■ GIVEN ENTRIES ■

+ + + + + + +

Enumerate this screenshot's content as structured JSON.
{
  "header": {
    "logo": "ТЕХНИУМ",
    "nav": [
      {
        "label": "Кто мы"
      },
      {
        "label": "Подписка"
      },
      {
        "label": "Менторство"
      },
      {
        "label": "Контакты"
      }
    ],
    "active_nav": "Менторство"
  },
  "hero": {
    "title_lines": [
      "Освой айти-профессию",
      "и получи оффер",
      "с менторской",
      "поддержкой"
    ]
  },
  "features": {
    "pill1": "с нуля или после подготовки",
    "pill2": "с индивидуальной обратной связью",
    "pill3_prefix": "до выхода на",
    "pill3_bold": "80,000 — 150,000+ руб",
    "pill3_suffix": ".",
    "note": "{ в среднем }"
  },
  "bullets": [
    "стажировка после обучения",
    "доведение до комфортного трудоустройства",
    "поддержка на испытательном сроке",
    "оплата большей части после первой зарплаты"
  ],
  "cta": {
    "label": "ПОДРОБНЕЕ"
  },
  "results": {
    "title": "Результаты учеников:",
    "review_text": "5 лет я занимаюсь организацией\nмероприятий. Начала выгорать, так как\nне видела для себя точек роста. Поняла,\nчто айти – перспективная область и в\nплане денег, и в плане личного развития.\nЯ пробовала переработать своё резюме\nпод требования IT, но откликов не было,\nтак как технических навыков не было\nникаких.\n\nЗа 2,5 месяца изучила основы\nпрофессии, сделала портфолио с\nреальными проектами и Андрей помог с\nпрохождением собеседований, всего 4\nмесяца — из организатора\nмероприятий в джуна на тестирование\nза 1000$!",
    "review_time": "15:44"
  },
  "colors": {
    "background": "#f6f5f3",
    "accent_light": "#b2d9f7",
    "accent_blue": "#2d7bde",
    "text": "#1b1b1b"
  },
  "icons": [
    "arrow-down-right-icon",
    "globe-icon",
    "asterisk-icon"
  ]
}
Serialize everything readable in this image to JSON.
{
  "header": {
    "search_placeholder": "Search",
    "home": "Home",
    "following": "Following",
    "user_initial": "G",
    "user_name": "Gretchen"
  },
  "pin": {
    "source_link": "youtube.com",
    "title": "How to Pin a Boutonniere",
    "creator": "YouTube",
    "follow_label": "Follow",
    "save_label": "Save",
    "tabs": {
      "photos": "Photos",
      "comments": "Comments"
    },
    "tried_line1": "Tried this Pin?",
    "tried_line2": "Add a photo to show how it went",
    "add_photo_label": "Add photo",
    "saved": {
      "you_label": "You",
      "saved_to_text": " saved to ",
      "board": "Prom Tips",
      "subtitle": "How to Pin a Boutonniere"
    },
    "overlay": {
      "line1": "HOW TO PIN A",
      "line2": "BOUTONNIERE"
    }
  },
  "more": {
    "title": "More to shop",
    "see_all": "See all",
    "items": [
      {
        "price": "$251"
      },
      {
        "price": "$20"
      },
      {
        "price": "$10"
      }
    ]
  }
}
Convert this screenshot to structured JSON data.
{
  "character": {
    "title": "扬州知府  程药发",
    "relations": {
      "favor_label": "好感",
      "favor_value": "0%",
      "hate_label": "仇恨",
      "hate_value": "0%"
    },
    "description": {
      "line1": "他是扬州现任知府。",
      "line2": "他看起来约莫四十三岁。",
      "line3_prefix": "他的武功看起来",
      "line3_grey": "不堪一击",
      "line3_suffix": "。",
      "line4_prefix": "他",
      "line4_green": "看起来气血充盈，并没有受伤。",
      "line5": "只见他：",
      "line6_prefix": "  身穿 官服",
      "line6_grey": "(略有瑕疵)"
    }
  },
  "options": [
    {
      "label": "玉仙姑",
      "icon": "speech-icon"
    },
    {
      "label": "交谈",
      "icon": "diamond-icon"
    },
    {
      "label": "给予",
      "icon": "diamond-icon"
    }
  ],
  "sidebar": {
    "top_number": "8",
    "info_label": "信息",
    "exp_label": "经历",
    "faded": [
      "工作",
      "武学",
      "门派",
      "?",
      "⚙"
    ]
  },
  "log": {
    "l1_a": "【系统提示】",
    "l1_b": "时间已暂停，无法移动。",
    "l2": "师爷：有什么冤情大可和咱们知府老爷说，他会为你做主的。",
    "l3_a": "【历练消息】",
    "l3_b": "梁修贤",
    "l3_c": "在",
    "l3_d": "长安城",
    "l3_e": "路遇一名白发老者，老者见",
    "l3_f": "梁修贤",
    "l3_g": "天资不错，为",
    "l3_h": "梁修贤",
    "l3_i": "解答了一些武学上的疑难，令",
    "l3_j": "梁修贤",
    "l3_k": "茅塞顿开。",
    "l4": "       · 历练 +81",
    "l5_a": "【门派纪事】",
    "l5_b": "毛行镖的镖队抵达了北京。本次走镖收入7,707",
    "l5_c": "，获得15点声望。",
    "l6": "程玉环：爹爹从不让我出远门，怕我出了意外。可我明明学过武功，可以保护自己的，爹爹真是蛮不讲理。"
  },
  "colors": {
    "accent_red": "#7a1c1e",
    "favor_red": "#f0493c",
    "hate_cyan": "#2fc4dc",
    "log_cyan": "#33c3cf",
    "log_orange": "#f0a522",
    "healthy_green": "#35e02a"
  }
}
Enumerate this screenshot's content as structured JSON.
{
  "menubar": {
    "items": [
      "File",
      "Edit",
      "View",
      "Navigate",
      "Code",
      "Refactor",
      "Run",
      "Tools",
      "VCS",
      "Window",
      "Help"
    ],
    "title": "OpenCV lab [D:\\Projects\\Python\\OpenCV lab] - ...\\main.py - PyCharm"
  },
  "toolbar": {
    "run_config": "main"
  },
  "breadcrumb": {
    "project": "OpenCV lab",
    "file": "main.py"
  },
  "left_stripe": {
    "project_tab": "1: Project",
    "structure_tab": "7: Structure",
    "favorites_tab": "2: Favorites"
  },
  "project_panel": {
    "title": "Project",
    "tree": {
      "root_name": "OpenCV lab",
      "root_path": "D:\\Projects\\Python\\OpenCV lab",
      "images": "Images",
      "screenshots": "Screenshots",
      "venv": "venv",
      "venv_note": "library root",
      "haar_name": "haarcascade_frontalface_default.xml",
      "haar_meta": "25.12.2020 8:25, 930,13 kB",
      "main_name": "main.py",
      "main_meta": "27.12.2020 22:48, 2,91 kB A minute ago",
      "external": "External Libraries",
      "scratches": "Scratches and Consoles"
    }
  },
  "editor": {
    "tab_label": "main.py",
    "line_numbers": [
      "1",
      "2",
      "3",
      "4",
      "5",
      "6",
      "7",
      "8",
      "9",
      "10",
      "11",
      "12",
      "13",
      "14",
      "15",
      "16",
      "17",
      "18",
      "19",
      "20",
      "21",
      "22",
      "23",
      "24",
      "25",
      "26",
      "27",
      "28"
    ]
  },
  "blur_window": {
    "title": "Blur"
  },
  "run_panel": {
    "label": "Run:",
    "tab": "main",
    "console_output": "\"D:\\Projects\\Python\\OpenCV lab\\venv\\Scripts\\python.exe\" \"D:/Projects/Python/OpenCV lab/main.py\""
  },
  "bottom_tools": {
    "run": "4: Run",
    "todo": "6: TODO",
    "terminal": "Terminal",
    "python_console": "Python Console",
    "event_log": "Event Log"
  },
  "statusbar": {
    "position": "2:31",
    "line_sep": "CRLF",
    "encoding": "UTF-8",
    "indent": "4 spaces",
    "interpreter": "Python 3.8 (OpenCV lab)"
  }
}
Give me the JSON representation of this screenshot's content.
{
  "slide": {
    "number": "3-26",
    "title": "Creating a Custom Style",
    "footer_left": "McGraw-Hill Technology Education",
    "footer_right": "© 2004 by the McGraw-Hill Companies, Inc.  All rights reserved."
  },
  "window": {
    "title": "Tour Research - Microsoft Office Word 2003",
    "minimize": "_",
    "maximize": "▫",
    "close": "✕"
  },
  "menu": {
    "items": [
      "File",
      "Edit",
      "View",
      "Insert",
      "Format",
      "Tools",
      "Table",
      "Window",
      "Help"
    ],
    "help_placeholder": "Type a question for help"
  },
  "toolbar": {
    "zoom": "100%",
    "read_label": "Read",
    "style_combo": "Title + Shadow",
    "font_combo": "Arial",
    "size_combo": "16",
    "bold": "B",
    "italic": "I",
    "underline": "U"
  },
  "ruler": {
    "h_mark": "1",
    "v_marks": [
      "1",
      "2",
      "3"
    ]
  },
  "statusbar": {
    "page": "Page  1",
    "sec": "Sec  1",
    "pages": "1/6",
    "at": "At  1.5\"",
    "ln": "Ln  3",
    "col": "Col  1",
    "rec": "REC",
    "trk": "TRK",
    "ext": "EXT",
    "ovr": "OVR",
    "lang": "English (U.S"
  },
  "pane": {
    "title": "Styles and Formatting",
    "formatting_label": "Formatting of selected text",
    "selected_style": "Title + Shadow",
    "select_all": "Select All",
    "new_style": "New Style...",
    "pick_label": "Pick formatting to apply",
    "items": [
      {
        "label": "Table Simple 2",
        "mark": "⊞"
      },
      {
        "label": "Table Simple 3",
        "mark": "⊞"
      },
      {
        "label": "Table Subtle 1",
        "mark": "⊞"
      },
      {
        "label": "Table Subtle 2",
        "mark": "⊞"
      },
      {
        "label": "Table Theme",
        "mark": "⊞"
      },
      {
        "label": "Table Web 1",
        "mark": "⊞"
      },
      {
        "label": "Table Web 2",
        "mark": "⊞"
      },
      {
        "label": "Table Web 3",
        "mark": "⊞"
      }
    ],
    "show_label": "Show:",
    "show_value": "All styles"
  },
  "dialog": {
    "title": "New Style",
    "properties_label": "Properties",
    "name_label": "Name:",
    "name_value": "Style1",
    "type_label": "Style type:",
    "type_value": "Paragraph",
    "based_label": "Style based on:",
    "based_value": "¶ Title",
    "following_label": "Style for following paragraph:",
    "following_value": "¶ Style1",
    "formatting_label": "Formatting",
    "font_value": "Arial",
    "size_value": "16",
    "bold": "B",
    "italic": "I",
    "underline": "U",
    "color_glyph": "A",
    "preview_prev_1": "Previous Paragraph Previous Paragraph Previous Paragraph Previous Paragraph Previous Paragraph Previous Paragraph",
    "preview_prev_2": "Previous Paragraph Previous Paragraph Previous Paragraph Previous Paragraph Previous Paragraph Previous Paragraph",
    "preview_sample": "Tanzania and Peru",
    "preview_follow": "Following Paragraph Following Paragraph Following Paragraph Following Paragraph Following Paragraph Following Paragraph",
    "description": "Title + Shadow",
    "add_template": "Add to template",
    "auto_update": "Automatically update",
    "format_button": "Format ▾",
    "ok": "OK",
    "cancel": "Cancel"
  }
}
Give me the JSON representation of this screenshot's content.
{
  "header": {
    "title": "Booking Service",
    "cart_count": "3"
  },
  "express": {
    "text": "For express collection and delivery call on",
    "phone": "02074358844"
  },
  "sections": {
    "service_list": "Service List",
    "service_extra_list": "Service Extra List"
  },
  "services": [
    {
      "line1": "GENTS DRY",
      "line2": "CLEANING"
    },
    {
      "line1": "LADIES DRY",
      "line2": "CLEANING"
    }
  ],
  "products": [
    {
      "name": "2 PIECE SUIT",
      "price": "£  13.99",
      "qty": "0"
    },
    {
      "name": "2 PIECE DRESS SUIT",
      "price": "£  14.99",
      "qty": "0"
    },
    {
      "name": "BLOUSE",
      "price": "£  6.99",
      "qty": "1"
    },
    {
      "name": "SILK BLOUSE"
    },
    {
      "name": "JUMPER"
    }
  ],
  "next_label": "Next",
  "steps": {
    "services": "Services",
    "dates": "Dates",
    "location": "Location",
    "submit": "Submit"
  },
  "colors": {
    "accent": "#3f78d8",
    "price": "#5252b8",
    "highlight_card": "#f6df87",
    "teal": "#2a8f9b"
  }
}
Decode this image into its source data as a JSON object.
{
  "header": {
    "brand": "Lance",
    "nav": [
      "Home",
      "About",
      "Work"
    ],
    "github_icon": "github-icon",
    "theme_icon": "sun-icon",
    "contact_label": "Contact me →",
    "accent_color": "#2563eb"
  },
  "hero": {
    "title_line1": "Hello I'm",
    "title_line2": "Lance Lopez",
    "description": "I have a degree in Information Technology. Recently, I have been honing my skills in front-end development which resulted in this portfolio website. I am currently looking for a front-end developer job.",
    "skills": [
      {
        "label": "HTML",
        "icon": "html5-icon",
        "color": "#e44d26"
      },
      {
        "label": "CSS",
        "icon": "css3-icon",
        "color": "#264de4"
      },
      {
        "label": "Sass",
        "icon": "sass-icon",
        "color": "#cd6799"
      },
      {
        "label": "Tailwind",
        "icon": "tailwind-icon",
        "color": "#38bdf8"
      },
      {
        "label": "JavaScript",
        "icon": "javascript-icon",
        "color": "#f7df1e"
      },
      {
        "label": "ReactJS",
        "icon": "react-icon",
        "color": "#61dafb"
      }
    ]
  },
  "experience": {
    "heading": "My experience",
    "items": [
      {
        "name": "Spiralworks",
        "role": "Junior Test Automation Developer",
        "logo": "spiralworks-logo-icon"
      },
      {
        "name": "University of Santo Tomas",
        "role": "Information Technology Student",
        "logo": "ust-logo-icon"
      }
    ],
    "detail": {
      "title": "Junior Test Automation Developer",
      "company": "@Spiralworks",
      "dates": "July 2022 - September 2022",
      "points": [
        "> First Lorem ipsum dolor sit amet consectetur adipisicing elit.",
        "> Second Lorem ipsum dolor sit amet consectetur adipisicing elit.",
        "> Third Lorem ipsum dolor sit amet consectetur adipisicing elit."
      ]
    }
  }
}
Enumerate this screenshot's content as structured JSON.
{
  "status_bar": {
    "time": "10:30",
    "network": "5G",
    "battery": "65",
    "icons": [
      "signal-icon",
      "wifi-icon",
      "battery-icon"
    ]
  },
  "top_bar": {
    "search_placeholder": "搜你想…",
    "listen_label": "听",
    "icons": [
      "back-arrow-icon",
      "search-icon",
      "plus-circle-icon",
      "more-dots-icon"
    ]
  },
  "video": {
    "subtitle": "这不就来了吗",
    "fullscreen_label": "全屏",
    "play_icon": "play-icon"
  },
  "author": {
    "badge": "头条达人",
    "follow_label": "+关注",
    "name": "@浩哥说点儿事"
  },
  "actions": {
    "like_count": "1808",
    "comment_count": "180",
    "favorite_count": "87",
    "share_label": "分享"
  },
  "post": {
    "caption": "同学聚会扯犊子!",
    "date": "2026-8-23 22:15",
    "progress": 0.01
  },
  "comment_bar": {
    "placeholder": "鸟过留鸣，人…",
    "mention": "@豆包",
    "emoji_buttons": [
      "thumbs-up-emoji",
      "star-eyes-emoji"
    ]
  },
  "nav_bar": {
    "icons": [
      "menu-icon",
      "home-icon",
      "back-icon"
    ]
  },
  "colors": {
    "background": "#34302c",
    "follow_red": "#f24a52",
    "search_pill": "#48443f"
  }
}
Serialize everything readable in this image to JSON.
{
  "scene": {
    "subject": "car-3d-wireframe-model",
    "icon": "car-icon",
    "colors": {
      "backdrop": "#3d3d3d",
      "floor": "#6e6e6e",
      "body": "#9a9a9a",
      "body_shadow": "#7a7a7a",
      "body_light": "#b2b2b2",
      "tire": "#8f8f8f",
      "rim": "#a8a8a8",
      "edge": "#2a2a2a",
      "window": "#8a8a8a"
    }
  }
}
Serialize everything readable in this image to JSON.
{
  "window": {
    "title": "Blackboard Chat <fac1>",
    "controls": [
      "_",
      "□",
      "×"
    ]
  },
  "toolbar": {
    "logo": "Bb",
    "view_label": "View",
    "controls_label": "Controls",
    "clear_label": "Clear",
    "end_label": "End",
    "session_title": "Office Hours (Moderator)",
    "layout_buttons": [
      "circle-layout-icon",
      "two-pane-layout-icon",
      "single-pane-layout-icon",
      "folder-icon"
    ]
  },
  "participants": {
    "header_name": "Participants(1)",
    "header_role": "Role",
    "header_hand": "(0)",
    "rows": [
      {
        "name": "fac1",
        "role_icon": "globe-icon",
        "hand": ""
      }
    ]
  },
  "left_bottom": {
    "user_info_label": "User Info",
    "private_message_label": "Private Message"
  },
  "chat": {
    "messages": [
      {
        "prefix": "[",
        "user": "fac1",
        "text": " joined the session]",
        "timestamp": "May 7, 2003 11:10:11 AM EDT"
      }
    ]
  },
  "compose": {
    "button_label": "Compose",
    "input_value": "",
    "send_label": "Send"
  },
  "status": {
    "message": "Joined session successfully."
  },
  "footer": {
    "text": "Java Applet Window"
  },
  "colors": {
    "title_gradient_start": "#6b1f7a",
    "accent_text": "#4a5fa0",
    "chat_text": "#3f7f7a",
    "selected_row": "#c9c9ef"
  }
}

+ + + + + + +

■ WRITTEN REQUEST ■
Only the number is needed here: how many lines of the records contain "Simple"?

■ ANSWER TO THE PROBLEM ■
2